• _Instructions for the task_: Quote only the lines that start at the line with "Serialize everything readable" and run to the end of the entries; omit the pictures.

• _Records provided_:
*-*-*

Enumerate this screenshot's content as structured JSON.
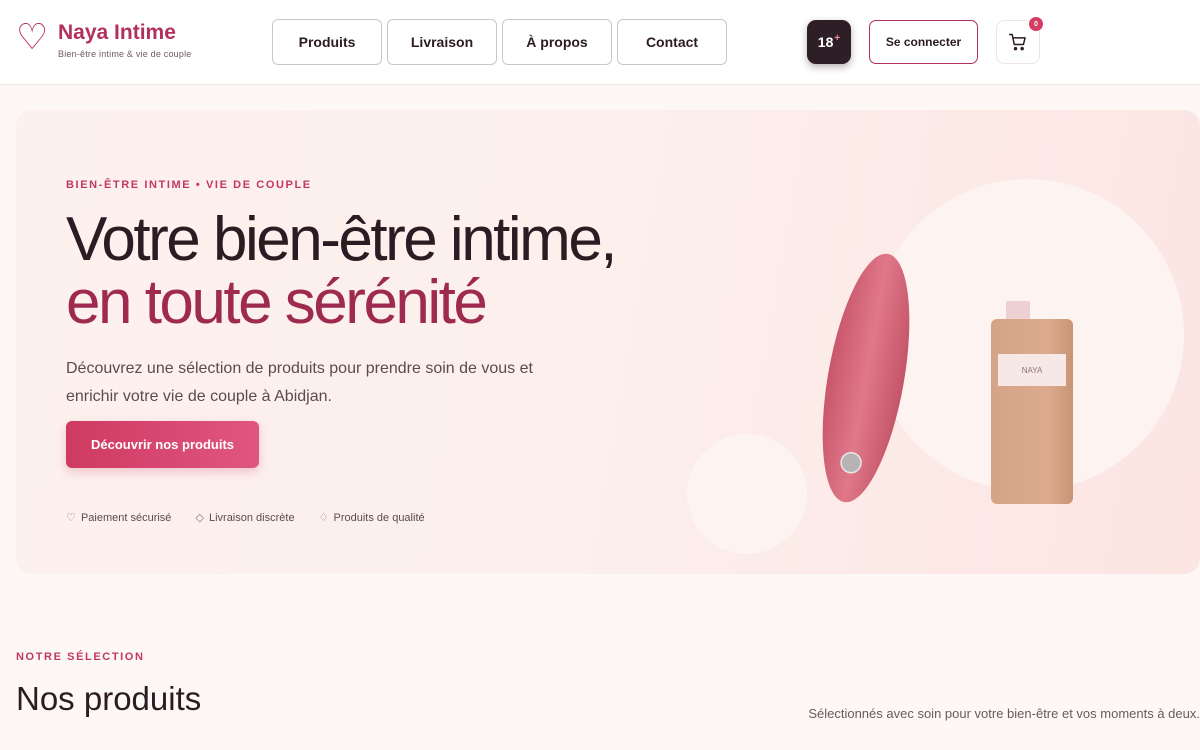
{
  "brand": {
    "name": "Naya Intime",
    "tagline": "Bien-être intime & vie de couple",
    "logo_icon": "heart-outline-icon",
    "accent_color": "#b3305a"
  },
  "nav": {
    "items": [
      {
        "label": "Produits"
      },
      {
        "label": "Livraison"
      },
      {
        "label": "À propos"
      },
      {
        "label": "Contact"
      }
    ]
  },
  "header_actions": {
    "age_badge": "18",
    "age_badge_plus": "+",
    "login_label": "Se connecter",
    "cart_count": "0",
    "cart_icon": "cart-icon"
  },
  "hero": {
    "eyebrow": "BIEN-ÊTRE INTIME • VIE DE COUPLE",
    "title_line1": "Votre bien-être intime,",
    "title_line2": "en toute sérénité",
    "description": "Découvrez une sélection de produits pour prendre soin de vous et enrichir votre vie de couple à Abidjan.",
    "cta_label": "Découvrir nos produits",
    "badges": [
      {
        "icon": "♡",
        "label": "Paiement sécurisé"
      },
      {
        "icon": "◇",
        "label": "Livraison discrète"
      },
      {
        "icon": "♢",
        "label": "Produits de qualité"
      }
    ],
    "bottle_label": "NAYA"
  },
  "products_section": {
    "eyebrow": "NOTRE SÉLECTION",
    "title": "Nos produits",
    "description": "Sélectionnés avec soin pour votre bien-être et vos moments à deux."
  }
}
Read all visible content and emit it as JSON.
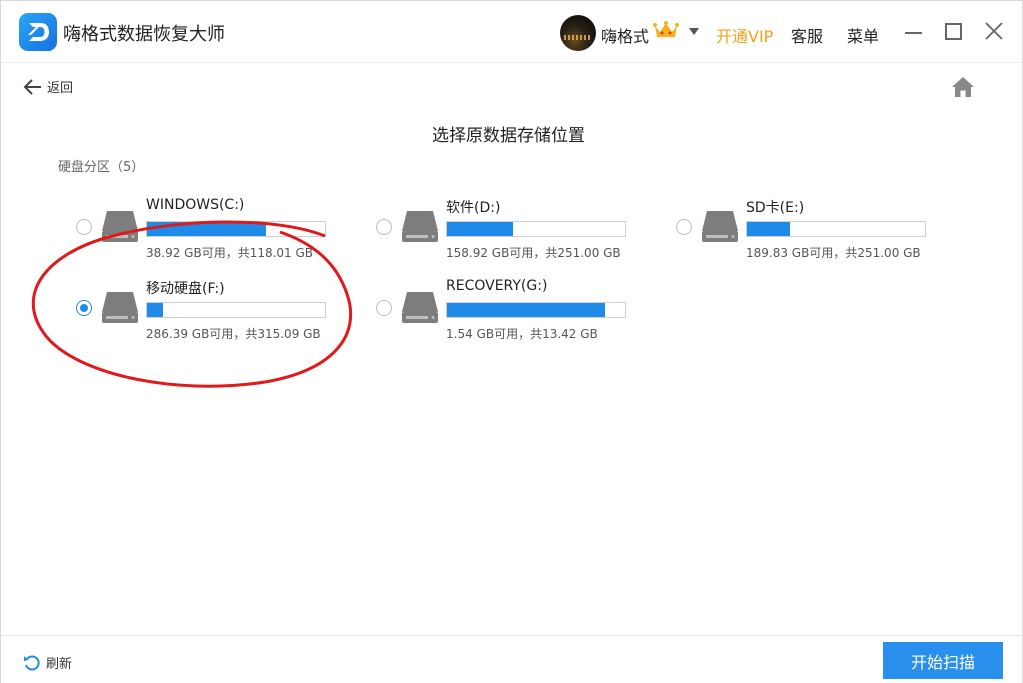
{
  "app": {
    "title": "嗨格式数据恢复大师"
  },
  "header": {
    "username": "嗨格式",
    "vip_label": "开通VIP",
    "service_label": "客服",
    "menu_label": "菜单"
  },
  "nav": {
    "back_label": "返回"
  },
  "main": {
    "title": "选择原数据存储位置",
    "section_label": "硬盘分区（5）",
    "drives": [
      {
        "name": "WINDOWS(C:)",
        "size_text": "38.92 GB可用，共118.01 GB",
        "used_fraction": 0.67,
        "selected": false
      },
      {
        "name": "软件(D:)",
        "size_text": "158.92 GB可用，共251.00 GB",
        "used_fraction": 0.37,
        "selected": false
      },
      {
        "name": "SD卡(E:)",
        "size_text": "189.83 GB可用，共251.00 GB",
        "used_fraction": 0.24,
        "selected": false
      },
      {
        "name": "移动硬盘(F:)",
        "size_text": "286.39 GB可用，共315.09 GB",
        "used_fraction": 0.09,
        "selected": true
      },
      {
        "name": "RECOVERY(G:)",
        "size_text": "1.54 GB可用，共13.42 GB",
        "used_fraction": 0.885,
        "selected": false
      }
    ]
  },
  "footer": {
    "refresh_label": "刷新",
    "scan_label": "开始扫描"
  },
  "colors": {
    "accent": "#1e8be8",
    "vip": "#f3a11b",
    "annotation": "#e0191a"
  }
}
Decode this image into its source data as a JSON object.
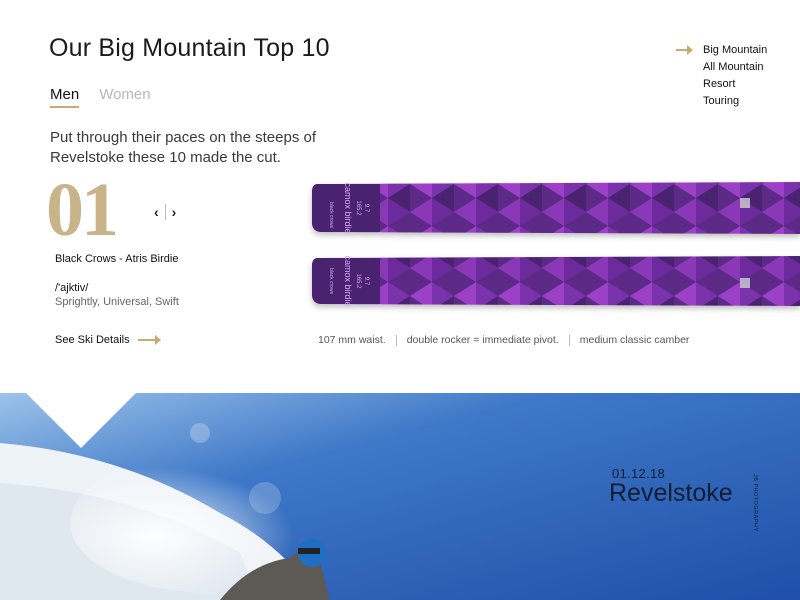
{
  "header": {
    "title": "Our Big Mountain Top 10"
  },
  "gender_tabs": [
    {
      "label": "Men",
      "active": true
    },
    {
      "label": "Women",
      "active": false
    }
  ],
  "intro": "Put through their paces on the steeps of Revelstoke these 10 made the cut.",
  "ski": {
    "rank": "01",
    "name": "Black Crows - Atris Birdie",
    "phonetic": "/'ajktiv/",
    "adjectives": "Sprightly, Universal, Swift",
    "details_label": "See Ski Details",
    "graphic": {
      "model_text": "camox birdie",
      "length": "165.2",
      "size": "9.7",
      "brand_text": "black crows",
      "base_color": "#5b2a86",
      "accent_color": "#9b3fc7"
    },
    "specs": [
      "107 mm waist.",
      "double rocker = immediate pivot.",
      "medium classic camber"
    ]
  },
  "categories": [
    {
      "label": "Big Mountain",
      "selected": true
    },
    {
      "label": "All Mountain",
      "selected": false
    },
    {
      "label": "Resort",
      "selected": false
    },
    {
      "label": "Touring",
      "selected": false
    }
  ],
  "hero": {
    "date": "01.12.18",
    "place": "Revelstoke",
    "credit": "JB PHOTOGRAPHY"
  },
  "colors": {
    "accent_gold": "#c7ab72",
    "text_dark": "#1b1b1b",
    "sky_blue": "#2f5fb3",
    "navy": "#0d1e33"
  }
}
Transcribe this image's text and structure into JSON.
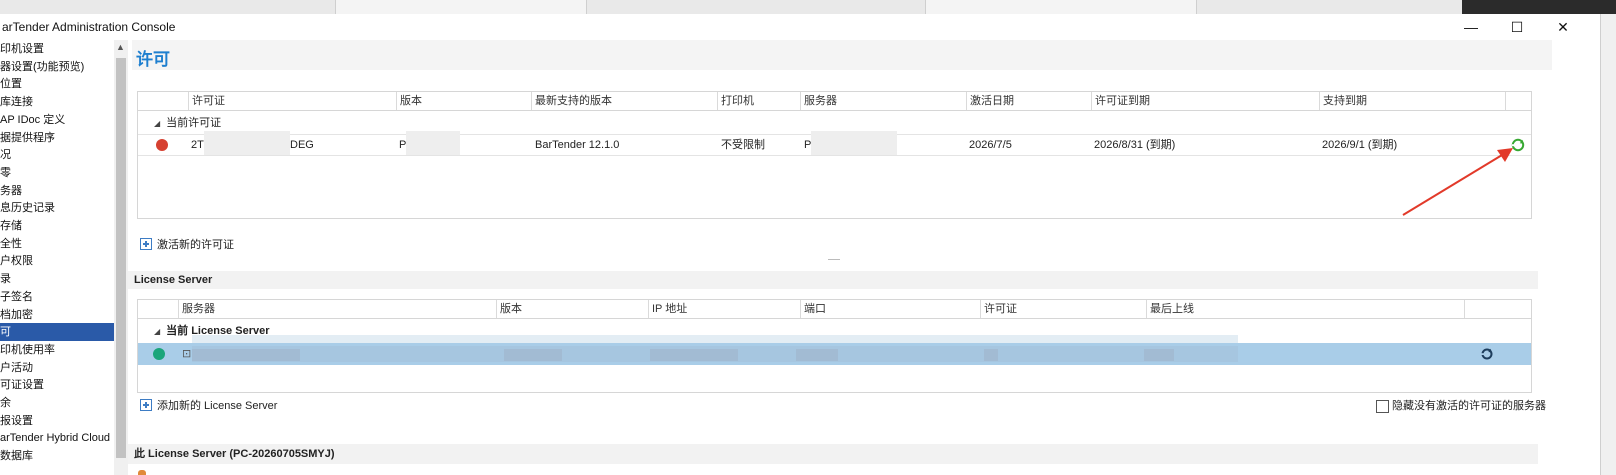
{
  "window": {
    "title": "arTender Administration Console"
  },
  "controls": {
    "minimize": "—",
    "maximize": "☐",
    "close": "✕"
  },
  "sidebar": {
    "items": [
      {
        "label": "印机设置"
      },
      {
        "label": "器设置(功能预览)"
      },
      {
        "label": "位置"
      },
      {
        "label": "库连接"
      },
      {
        "label": "AP IDoc 定义"
      },
      {
        "label": "据提供程序"
      },
      {
        "label": "况"
      },
      {
        "label": "零"
      },
      {
        "label": "务器"
      },
      {
        "label": "息历史记录"
      },
      {
        "label": "存储"
      },
      {
        "label": "全性"
      },
      {
        "label": "户权限"
      },
      {
        "label": "录"
      },
      {
        "label": "子签名"
      },
      {
        "label": "档加密"
      },
      {
        "label": "可",
        "selected": true
      },
      {
        "label": "印机使用率"
      },
      {
        "label": "户活动"
      },
      {
        "label": "可证设置"
      },
      {
        "label": "余"
      },
      {
        "label": "报设置"
      },
      {
        "label": "arTender Hybrid Cloud"
      },
      {
        "label": "数据库"
      }
    ]
  },
  "page": {
    "title": "许可"
  },
  "licenses": {
    "columns": [
      "许可证",
      "版本",
      "最新支持的版本",
      "打印机",
      "服务器",
      "激活日期",
      "许可证到期",
      "支持到期"
    ],
    "group_label": "当前许可证",
    "rows": [
      {
        "license": "2T",
        "license_tail": "DEG",
        "edition": "P",
        "latest_version": "BarTender 12.1.0",
        "printers": "不受限制",
        "server": "P",
        "activation_date": "2026/7/5",
        "license_expiry": "2026/8/31 (到期)",
        "support_expiry": "2026/9/1 (到期)",
        "status_color": "#d64131"
      }
    ],
    "activate_label": "激活新的许可证"
  },
  "license_server": {
    "section_title": "License Server",
    "columns": [
      "服务器",
      "版本",
      "IP 地址",
      "端口",
      "许可证",
      "最后上线"
    ],
    "group_label": "当前 License Server",
    "row": {
      "server_prefix": "⊡",
      "status_color": "#1aa57a"
    },
    "add_label": "添加新的 License Server",
    "hide_label": "隐藏没有激活的许可证的服务器"
  },
  "this_server": {
    "section_title": "此 License Server (PC-20260705SMYJ)"
  },
  "colors": {
    "accent": "#1e7fcf",
    "selection": "#2a5aa8",
    "row_selected": "#a9cde8",
    "arrow": "#e23a2a",
    "refresh_green": "#38a832"
  }
}
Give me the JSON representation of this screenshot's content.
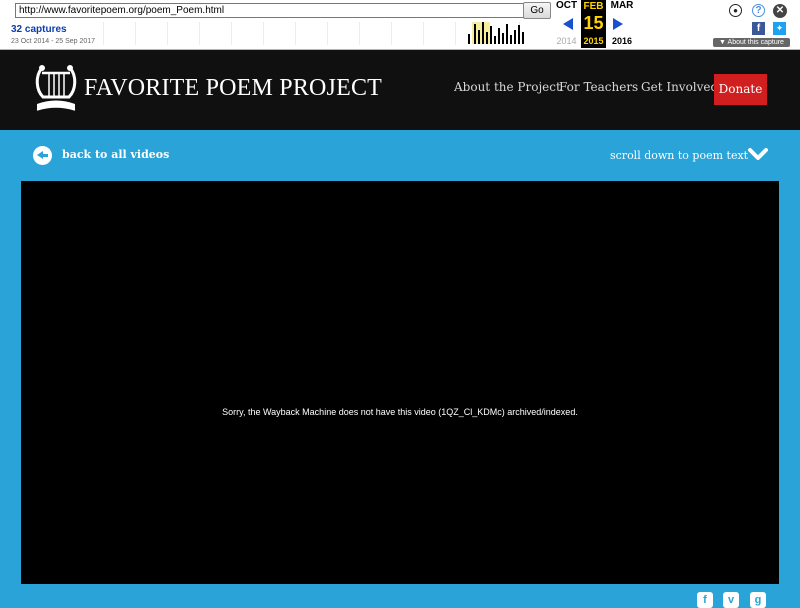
{
  "wayback": {
    "url": "http://www.favoritepoem.org/poem_Poem.html",
    "go_label": "Go",
    "captures": "32 captures",
    "range": "23 Oct 2014 - 25 Sep 2017",
    "prev": {
      "month": "OCT",
      "year": "2014"
    },
    "current": {
      "month": "FEB",
      "day": "15",
      "year": "2015"
    },
    "next": {
      "month": "MAR",
      "year": "2016"
    },
    "about_label": "About this capture",
    "icons": {
      "user": "user-icon",
      "help": "help-icon",
      "close": "close-icon",
      "facebook": "facebook-icon",
      "twitter": "twitter-icon"
    }
  },
  "header": {
    "logo_text": "FAVORITE POEM PROJECT",
    "nav": [
      "About the Project",
      "For Teachers",
      "Get Involved"
    ],
    "donate": "Donate"
  },
  "strip": {
    "back_label": "back to all videos",
    "scroll_label": "scroll down to poem text"
  },
  "video": {
    "message": "Sorry, the Wayback Machine does not have this video (1QZ_Cl_KDMc) archived/indexed."
  },
  "colors": {
    "page_bg": "#29a3d8",
    "header_bg": "#101010",
    "donate_bg": "#d11f1f",
    "calendar_highlight": "#ffd400"
  }
}
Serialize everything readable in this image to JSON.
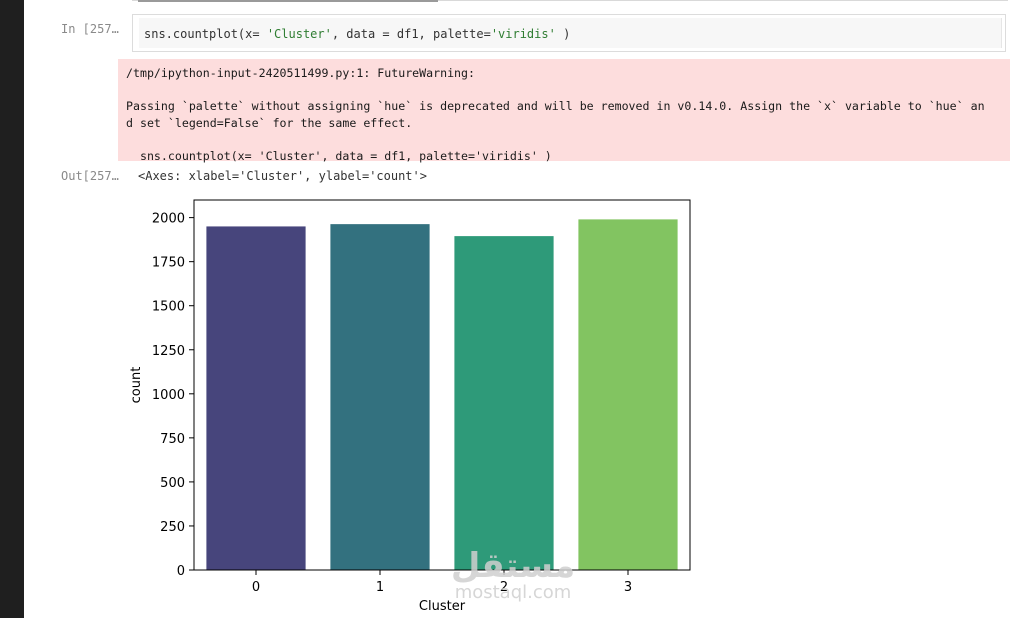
{
  "notebook": {
    "in_prompt": "In [257…",
    "out_prompt": "Out[257…",
    "code_line": {
      "prefix": "sns.countplot(x= ",
      "arg_x": "'Cluster'",
      "middle": ", data = df1, palette=",
      "arg_palette": "'viridis'",
      "suffix": " )"
    },
    "warning": {
      "line1": "/tmp/ipython-input-2420511499.py:1: FutureWarning:",
      "line2": "Passing `palette` without assigning `hue` is deprecated and will be removed in v0.14.0. Assign the `x` variable to `hue` an",
      "line3": "d set `legend=False` for the same effect.",
      "line4": "  sns.countplot(x= 'Cluster', data = df1, palette='viridis' )"
    },
    "output_repr": "<Axes: xlabel='Cluster', ylabel='count'>"
  },
  "chart_data": {
    "type": "bar",
    "categories": [
      "0",
      "1",
      "2",
      "3"
    ],
    "values": [
      1950,
      1963,
      1895,
      1990
    ],
    "colors": [
      "#47457c",
      "#33717f",
      "#2e9a79",
      "#82c461"
    ],
    "xlabel": "Cluster",
    "ylabel": "count",
    "ylim": [
      0,
      2100
    ],
    "yticks": [
      0,
      250,
      500,
      750,
      1000,
      1250,
      1500,
      1750,
      2000
    ],
    "grid": false,
    "legend": "none"
  },
  "watermark": {
    "arabic": "مستقل",
    "latin": "mostaql.com"
  }
}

*-*-*

• _Full answer_:
Serialize everything readable in this image to JSON.
{
  "notebook": {
    "in_prompt": "In [257…",
    "out_prompt": "Out[257…",
    "code_line": {
      "prefix": "sns.countplot(x= ",
      "arg_x": "'Cluster'",
      "middle": ", data = df1, palette=",
      "arg_palette": "'viridis'",
      "suffix": " )"
    },
    "warning": {
      "line1": "/tmp/ipython-input-2420511499.py:1: FutureWarning:",
      "line2": "Passing `palette` without assigning `hue` is deprecated and will be removed in v0.14.0. Assign the `x` variable to `hue` an",
      "line3": "d set `legend=False` for the same effect.",
      "line4": "  sns.countplot(x= 'Cluster', data = df1, palette='viridis' )"
    },
    "output_repr": "<Axes: xlabel='Cluster', ylabel='count'>"
  },
  "chart_data": {
    "type": "bar",
    "categories": [
      "0",
      "1",
      "2",
      "3"
    ],
    "values": [
      1950,
      1963,
      1895,
      1990
    ],
    "colors": [
      "#47457c",
      "#33717f",
      "#2e9a79",
      "#82c461"
    ],
    "xlabel": "Cluster",
    "ylabel": "count",
    "ylim": [
      0,
      2100
    ],
    "yticks": [
      0,
      250,
      500,
      750,
      1000,
      1250,
      1500,
      1750,
      2000
    ],
    "grid": false,
    "legend": "none"
  },
  "watermark": {
    "arabic": "مستقل",
    "latin": "mostaql.com"
  }
}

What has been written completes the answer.